Problem details:
Using the material that follows, identify and copy each line with the string "一次性使用".

Extracted data entries
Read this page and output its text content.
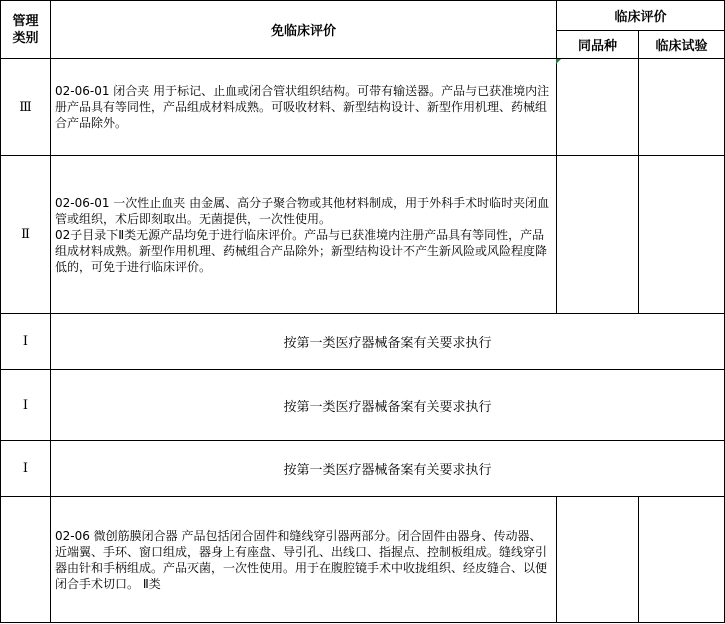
管理类别	免临床评价	临床评价	
		同品种	临床试验
Ⅲ	02-06-01 闭合夹 用于标记、止血或闭合管状组织结构。可带有输送器。产品与已获准境内注册产品具有等同性，产品组成材料成熟。可吸收材料、新型结构设计、新型作用机理、药械组合产品除外。		
Ⅱ	02-06-01 一次性止血夹 由金属、高分子聚合物或其他材料制成，用于外科手术时临时夹闭血管或组织，术后即刻取出。无菌提供，一次性使用。
02子目录下Ⅱ类无源产品均免于进行临床评价。产品与已获准境内注册产品具有等同性，产品组成材料成熟。新型作用机理、药械组合产品除外；新型结构设计不产生新风险或风险程度降低的，可免于进行临床评价。		

Ⅰ	按第一类医疗器械备案有关要求执行		
Ⅰ	按第一类医疗器械备案有关要求执行		
Ⅰ	按第一类医疗器械备案有关要求执行		
	02-06 微创筋膜闭合器 产品包括闭合固件和缝线穿引器两部分。闭合固件由器身、传动器、近端翼、手环、窗口组成，器身上有座盘、导引孔、出线口、指握点、控制板组成。缝线穿引器由针和手柄组成。产品灭菌，一次性使用。用于在腹腔镜手术中收拢组织、经皮缝合、以便闭合手术切口。 Ⅱ类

Task output:
Ⅱ	02-06-01 一次性止血夹 由金属、高分子聚合物或其他材料制成，用于外科手术时临时夹闭血管或组织，术后即刻取出。无菌提供，一次性使用。
	02-06 微创筋膜闭合器 产品包括闭合固件和缝线穿引器两部分。闭合固件由器身、传动器、近端翼、手环、窗口组成，器身上有座盘、导引孔、出线口、指握点、控制板组成。缝线穿引器由针和手柄组成。产品灭菌，一次性使用。用于在腹腔镜手术中收拢组织、经皮缝合、以便闭合手术切口。 Ⅱ类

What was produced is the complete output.